* [Figure collection entries]:
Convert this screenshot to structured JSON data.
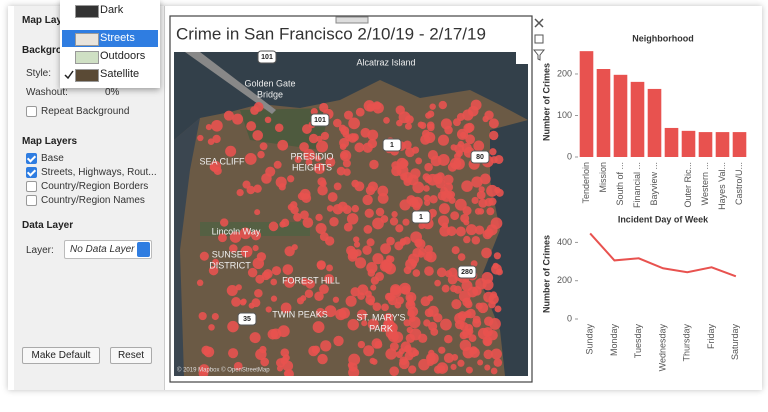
{
  "sidebar": {
    "heading": "Map Layers",
    "background_heading": "Background",
    "style_label": "Style:",
    "washout_label": "Washout:",
    "washout_value": "0%",
    "repeat_background": "Repeat Background",
    "layers_heading": "Map Layers",
    "layers": [
      {
        "name": "Base",
        "checked": true
      },
      {
        "name": "Streets, Highways, Rout...",
        "checked": true
      },
      {
        "name": "Country/Region Borders",
        "checked": false
      },
      {
        "name": "Country/Region Names",
        "checked": false
      }
    ],
    "data_layer_heading": "Data Layer",
    "layer_label": "Layer:",
    "layer_value": "No Data Layer",
    "buttons": [
      "Make Default",
      "Reset"
    ]
  },
  "style_menu": {
    "items": [
      "Dark",
      "Streets",
      "Outdoors",
      "Satellite"
    ],
    "highlighted_index": 1,
    "checked_index": 3
  },
  "map": {
    "title": "Crime in San Francisco 2/10/19 - 2/17/19",
    "labels": [
      "101",
      "Golden Gate",
      "Bridge",
      "Alcatraz Island",
      "101",
      "SEA CLIFF",
      "PRESIDIO",
      "HEIGHTS",
      "1",
      "80",
      "1",
      "Lincoln Way",
      "SUNSET",
      "DISTRICT",
      "FOREST HILL",
      "280",
      "TWIN PEAKS",
      "35",
      "ST. MARY'S",
      "PARK"
    ],
    "attribution": "© 2019 Mapbox © OpenStreetMap"
  },
  "chart_data": [
    {
      "type": "bar",
      "title": "Neighborhood",
      "y_label": "Number of Crimes",
      "categories": [
        "Tenderloin",
        "Mission",
        "South of ...",
        "Financial ...",
        "Bayview ...",
        null,
        "Outer Ric...",
        "Western ...",
        "Hayes Val...",
        "Castro/U..."
      ],
      "values": [
        255,
        212,
        198,
        181,
        164,
        70,
        63,
        60,
        60,
        60
      ],
      "color": "#e8524f",
      "ylim": [
        0,
        265
      ],
      "yticks": [
        0,
        100,
        200
      ]
    },
    {
      "type": "line",
      "title": "Incident Day of Week",
      "y_label": "Number of Crimes",
      "categories": [
        "Sunday",
        "Monday",
        "Tuesday",
        "Wednesday",
        "Thursday",
        "Friday",
        "Saturday"
      ],
      "values": [
        447,
        306,
        317,
        265,
        244,
        270,
        223
      ],
      "color": "#e8524f",
      "ylim": [
        0,
        470
      ],
      "yticks": [
        0,
        200,
        400
      ]
    }
  ]
}
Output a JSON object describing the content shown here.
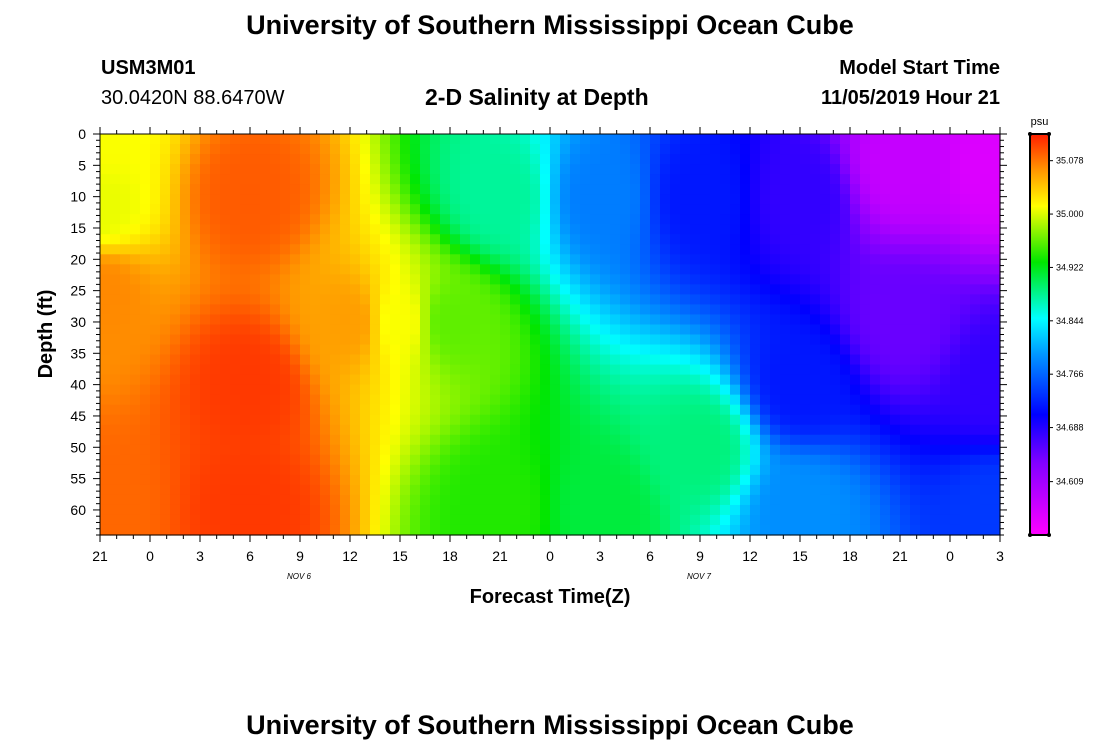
{
  "header": {
    "title": "University of Southern Mississippi Ocean Cube",
    "station_id": "USM3M01",
    "coordinates": "30.0420N 88.6470W",
    "subtitle": "2-D Salinity at Depth",
    "model_start_label": "Model Start Time",
    "model_start_value": "11/05/2019 Hour 21"
  },
  "footer": {
    "title": "University of Southern Mississippi Ocean Cube"
  },
  "chart_data": {
    "type": "heatmap",
    "title": "2-D Salinity at Depth",
    "xlabel": "Forecast Time(Z)",
    "ylabel": "Depth (ft)",
    "x_tick_labels": [
      "21",
      "0",
      "3",
      "6",
      "9",
      "12",
      "15",
      "18",
      "21",
      "0",
      "3",
      "6",
      "9",
      "12",
      "15",
      "18",
      "21",
      "0",
      "3"
    ],
    "x_range_hours": [
      0,
      54
    ],
    "date_labels": [
      {
        "text": "NOV 6",
        "hour": 15
      },
      {
        "text": "NOV 7",
        "hour": 39
      }
    ],
    "y_ticks": [
      0,
      5,
      10,
      15,
      20,
      25,
      30,
      35,
      40,
      45,
      50,
      55,
      60
    ],
    "ylim": [
      0,
      64
    ],
    "colorbar": {
      "unit": "psu",
      "range": [
        34.531,
        35.117
      ],
      "tick_values": [
        35.078,
        35.0,
        34.922,
        34.844,
        34.766,
        34.688,
        34.609
      ],
      "tick_labels": [
        "35.078",
        "35.000",
        "34.922",
        "34.844",
        "34.766",
        "34.688",
        "34.609"
      ]
    },
    "salinity_points": [
      {
        "hour": 0,
        "depth": 0,
        "psu": 35.01
      },
      {
        "hour": 0,
        "depth": 12,
        "psu": 35.005
      },
      {
        "hour": 0,
        "depth": 25,
        "psu": 35.07
      },
      {
        "hour": 0,
        "depth": 60,
        "psu": 35.085
      },
      {
        "hour": 9,
        "depth": 10,
        "psu": 35.09
      },
      {
        "hour": 9,
        "depth": 40,
        "psu": 35.105
      },
      {
        "hour": 9,
        "depth": 60,
        "psu": 35.105
      },
      {
        "hour": 15,
        "depth": 30,
        "psu": 35.06
      },
      {
        "hour": 18,
        "depth": 30,
        "psu": 35.01
      },
      {
        "hour": 21,
        "depth": 30,
        "psu": 34.96
      },
      {
        "hour": 24,
        "depth": 10,
        "psu": 34.88
      },
      {
        "hour": 24,
        "depth": 60,
        "psu": 34.94
      },
      {
        "hour": 30,
        "depth": 10,
        "psu": 34.78
      },
      {
        "hour": 30,
        "depth": 60,
        "psu": 34.91
      },
      {
        "hour": 36,
        "depth": 10,
        "psu": 34.72
      },
      {
        "hour": 36,
        "depth": 50,
        "psu": 34.89
      },
      {
        "hour": 42,
        "depth": 10,
        "psu": 34.68
      },
      {
        "hour": 42,
        "depth": 40,
        "psu": 34.72
      },
      {
        "hour": 42,
        "depth": 60,
        "psu": 34.79
      },
      {
        "hour": 48,
        "depth": 5,
        "psu": 34.58
      },
      {
        "hour": 48,
        "depth": 30,
        "psu": 34.65
      },
      {
        "hour": 54,
        "depth": 5,
        "psu": 34.56
      },
      {
        "hour": 54,
        "depth": 40,
        "psu": 34.68
      },
      {
        "hour": 54,
        "depth": 60,
        "psu": 34.74
      }
    ]
  }
}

* [Directions for this task]: Strip out the images, then output the records above word for word.

* [Task response]:
Convert this screenshot to structured JSON data.
{
  "sidebar": {
    "heading": "Map Layers",
    "background_heading": "Background",
    "style_label": "Style:",
    "washout_label": "Washout:",
    "washout_value": "0%",
    "repeat_background": "Repeat Background",
    "layers_heading": "Map Layers",
    "layers": [
      {
        "name": "Base",
        "checked": true
      },
      {
        "name": "Streets, Highways, Rout...",
        "checked": true
      },
      {
        "name": "Country/Region Borders",
        "checked": false
      },
      {
        "name": "Country/Region Names",
        "checked": false
      }
    ],
    "data_layer_heading": "Data Layer",
    "layer_label": "Layer:",
    "layer_value": "No Data Layer",
    "buttons": [
      "Make Default",
      "Reset"
    ]
  },
  "style_menu": {
    "items": [
      "Dark",
      "Streets",
      "Outdoors",
      "Satellite"
    ],
    "highlighted_index": 1,
    "checked_index": 3
  },
  "map": {
    "title": "Crime in San Francisco 2/10/19 - 2/17/19",
    "labels": [
      "101",
      "Golden Gate",
      "Bridge",
      "Alcatraz Island",
      "101",
      "SEA CLIFF",
      "PRESIDIO",
      "HEIGHTS",
      "1",
      "80",
      "1",
      "Lincoln Way",
      "SUNSET",
      "DISTRICT",
      "FOREST HILL",
      "280",
      "TWIN PEAKS",
      "35",
      "ST. MARY'S",
      "PARK"
    ],
    "attribution": "© 2019 Mapbox © OpenStreetMap"
  },
  "chart_data": [
    {
      "type": "bar",
      "title": "Neighborhood",
      "y_label": "Number of Crimes",
      "categories": [
        "Tenderloin",
        "Mission",
        "South of ...",
        "Financial ...",
        "Bayview ...",
        null,
        "Outer Ric...",
        "Western ...",
        "Hayes Val...",
        "Castro/U..."
      ],
      "values": [
        255,
        212,
        198,
        181,
        164,
        70,
        63,
        60,
        60,
        60
      ],
      "color": "#e8524f",
      "ylim": [
        0,
        265
      ],
      "yticks": [
        0,
        100,
        200
      ]
    },
    {
      "type": "line",
      "title": "Incident Day of Week",
      "y_label": "Number of Crimes",
      "categories": [
        "Sunday",
        "Monday",
        "Tuesday",
        "Wednesday",
        "Thursday",
        "Friday",
        "Saturday"
      ],
      "values": [
        447,
        306,
        317,
        265,
        244,
        270,
        223
      ],
      "color": "#e8524f",
      "ylim": [
        0,
        470
      ],
      "yticks": [
        0,
        200,
        400
      ]
    }
  ]
}
Output a JSON object describing the content shown here.
{
  "header": {
    "title": "University of Southern Mississippi Ocean Cube",
    "station_id": "USM3M01",
    "coordinates": "30.0420N 88.6470W",
    "subtitle": "2-D Salinity at Depth",
    "model_start_label": "Model Start Time",
    "model_start_value": "11/05/2019 Hour 21"
  },
  "footer": {
    "title": "University of Southern Mississippi Ocean Cube"
  },
  "chart_data": {
    "type": "heatmap",
    "title": "2-D Salinity at Depth",
    "xlabel": "Forecast Time(Z)",
    "ylabel": "Depth (ft)",
    "x_tick_labels": [
      "21",
      "0",
      "3",
      "6",
      "9",
      "12",
      "15",
      "18",
      "21",
      "0",
      "3",
      "6",
      "9",
      "12",
      "15",
      "18",
      "21",
      "0",
      "3"
    ],
    "x_range_hours": [
      0,
      54
    ],
    "date_labels": [
      {
        "text": "NOV 6",
        "hour": 15
      },
      {
        "text": "NOV 7",
        "hour": 39
      }
    ],
    "y_ticks": [
      0,
      5,
      10,
      15,
      20,
      25,
      30,
      35,
      40,
      45,
      50,
      55,
      60
    ],
    "ylim": [
      0,
      64
    ],
    "colorbar": {
      "unit": "psu",
      "range": [
        34.531,
        35.117
      ],
      "tick_values": [
        35.078,
        35.0,
        34.922,
        34.844,
        34.766,
        34.688,
        34.609
      ],
      "tick_labels": [
        "35.078",
        "35.000",
        "34.922",
        "34.844",
        "34.766",
        "34.688",
        "34.609"
      ]
    },
    "salinity_points": [
      {
        "hour": 0,
        "depth": 0,
        "psu": 35.01
      },
      {
        "hour": 0,
        "depth": 12,
        "psu": 35.005
      },
      {
        "hour": 0,
        "depth": 25,
        "psu": 35.07
      },
      {
        "hour": 0,
        "depth": 60,
        "psu": 35.085
      },
      {
        "hour": 9,
        "depth": 10,
        "psu": 35.09
      },
      {
        "hour": 9,
        "depth": 40,
        "psu": 35.105
      },
      {
        "hour": 9,
        "depth": 60,
        "psu": 35.105
      },
      {
        "hour": 15,
        "depth": 30,
        "psu": 35.06
      },
      {
        "hour": 18,
        "depth": 30,
        "psu": 35.01
      },
      {
        "hour": 21,
        "depth": 30,
        "psu": 34.96
      },
      {
        "hour": 24,
        "depth": 10,
        "psu": 34.88
      },
      {
        "hour": 24,
        "depth": 60,
        "psu": 34.94
      },
      {
        "hour": 30,
        "depth": 10,
        "psu": 34.78
      },
      {
        "hour": 30,
        "depth": 60,
        "psu": 34.91
      },
      {
        "hour": 36,
        "depth": 10,
        "psu": 34.72
      },
      {
        "hour": 36,
        "depth": 50,
        "psu": 34.89
      },
      {
        "hour": 42,
        "depth": 10,
        "psu": 34.68
      },
      {
        "hour": 42,
        "depth": 40,
        "psu": 34.72
      },
      {
        "hour": 42,
        "depth": 60,
        "psu": 34.79
      },
      {
        "hour": 48,
        "depth": 5,
        "psu": 34.58
      },
      {
        "hour": 48,
        "depth": 30,
        "psu": 34.65
      },
      {
        "hour": 54,
        "depth": 5,
        "psu": 34.56
      },
      {
        "hour": 54,
        "depth": 40,
        "psu": 34.68
      },
      {
        "hour": 54,
        "depth": 60,
        "psu": 34.74
      }
    ]
  }
}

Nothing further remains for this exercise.